**Instructions for the task**
In the data below, find every line that has the string "JSON", and copy it.

**Data rows**
-- -- --

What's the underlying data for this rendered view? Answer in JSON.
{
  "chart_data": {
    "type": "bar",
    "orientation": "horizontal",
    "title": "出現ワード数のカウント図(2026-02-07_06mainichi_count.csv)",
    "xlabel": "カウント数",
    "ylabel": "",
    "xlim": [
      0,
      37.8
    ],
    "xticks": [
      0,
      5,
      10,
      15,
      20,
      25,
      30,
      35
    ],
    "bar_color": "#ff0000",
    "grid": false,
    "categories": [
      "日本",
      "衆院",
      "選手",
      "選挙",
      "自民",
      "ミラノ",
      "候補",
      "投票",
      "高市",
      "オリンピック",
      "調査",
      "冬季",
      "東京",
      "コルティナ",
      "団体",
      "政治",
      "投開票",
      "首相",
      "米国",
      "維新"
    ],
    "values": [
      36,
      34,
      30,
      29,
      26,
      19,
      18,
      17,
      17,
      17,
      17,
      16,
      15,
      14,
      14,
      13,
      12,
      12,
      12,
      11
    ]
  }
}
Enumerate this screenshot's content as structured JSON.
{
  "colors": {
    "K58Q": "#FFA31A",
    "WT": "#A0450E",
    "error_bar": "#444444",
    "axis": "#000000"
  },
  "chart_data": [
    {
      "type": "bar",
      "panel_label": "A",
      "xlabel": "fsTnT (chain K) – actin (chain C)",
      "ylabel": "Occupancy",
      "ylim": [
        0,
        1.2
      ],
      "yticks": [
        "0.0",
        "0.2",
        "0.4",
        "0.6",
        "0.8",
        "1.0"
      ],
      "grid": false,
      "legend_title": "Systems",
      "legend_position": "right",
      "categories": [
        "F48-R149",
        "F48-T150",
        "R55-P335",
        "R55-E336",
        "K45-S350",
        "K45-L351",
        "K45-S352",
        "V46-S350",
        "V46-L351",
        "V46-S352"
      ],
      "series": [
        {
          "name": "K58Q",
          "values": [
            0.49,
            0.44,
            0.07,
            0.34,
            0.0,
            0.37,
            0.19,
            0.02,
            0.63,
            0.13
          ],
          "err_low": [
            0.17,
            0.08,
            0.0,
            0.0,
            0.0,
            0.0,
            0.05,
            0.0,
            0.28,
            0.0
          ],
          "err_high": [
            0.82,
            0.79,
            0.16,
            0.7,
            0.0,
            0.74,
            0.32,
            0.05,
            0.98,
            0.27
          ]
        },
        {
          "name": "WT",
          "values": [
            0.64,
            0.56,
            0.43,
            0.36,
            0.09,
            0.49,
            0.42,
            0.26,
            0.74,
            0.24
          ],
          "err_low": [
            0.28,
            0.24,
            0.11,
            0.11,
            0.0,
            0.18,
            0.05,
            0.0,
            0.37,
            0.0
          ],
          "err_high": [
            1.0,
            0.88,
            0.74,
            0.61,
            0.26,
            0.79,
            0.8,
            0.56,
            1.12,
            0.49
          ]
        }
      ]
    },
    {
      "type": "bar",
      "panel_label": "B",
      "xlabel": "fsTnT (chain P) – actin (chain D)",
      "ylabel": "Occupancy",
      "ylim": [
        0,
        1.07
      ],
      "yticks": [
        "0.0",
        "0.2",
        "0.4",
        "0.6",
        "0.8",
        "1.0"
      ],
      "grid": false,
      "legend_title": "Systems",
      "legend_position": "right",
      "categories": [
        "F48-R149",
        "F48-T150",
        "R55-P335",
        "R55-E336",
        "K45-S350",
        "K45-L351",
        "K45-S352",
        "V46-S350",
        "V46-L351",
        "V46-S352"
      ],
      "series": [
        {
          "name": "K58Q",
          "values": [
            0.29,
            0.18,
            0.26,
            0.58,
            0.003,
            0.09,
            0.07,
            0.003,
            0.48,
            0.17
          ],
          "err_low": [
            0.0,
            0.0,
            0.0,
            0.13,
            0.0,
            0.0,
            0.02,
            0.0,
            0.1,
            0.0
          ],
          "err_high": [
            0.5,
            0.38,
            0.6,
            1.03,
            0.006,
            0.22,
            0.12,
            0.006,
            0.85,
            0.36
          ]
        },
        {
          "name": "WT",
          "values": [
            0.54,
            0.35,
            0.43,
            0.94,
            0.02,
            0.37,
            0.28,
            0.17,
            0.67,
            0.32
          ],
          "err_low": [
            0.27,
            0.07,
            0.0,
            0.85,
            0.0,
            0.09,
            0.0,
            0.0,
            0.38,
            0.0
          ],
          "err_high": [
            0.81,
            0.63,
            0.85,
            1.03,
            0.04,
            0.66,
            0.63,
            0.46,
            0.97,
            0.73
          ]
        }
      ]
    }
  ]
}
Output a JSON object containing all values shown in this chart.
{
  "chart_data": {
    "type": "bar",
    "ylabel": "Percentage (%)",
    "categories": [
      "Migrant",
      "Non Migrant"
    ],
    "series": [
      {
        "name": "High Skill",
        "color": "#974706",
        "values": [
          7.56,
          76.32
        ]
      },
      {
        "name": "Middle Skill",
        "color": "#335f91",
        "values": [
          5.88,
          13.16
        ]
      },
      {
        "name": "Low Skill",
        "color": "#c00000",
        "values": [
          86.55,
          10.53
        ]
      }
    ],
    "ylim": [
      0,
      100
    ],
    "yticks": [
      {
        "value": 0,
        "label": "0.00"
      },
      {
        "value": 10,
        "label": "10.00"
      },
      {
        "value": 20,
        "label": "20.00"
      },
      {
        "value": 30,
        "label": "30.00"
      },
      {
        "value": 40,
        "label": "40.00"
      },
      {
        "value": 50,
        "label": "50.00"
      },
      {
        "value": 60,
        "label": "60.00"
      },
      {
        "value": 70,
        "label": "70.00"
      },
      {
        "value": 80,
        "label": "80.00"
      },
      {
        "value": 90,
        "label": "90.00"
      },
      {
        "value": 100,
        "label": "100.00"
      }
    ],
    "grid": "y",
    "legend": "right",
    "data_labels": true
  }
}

-- -- --

**Full response**
What's the underlying data for this rendered view? Answer in JSON.
Enumerate this screenshot's content as structured JSON.
Output a JSON object containing all values shown in this chart.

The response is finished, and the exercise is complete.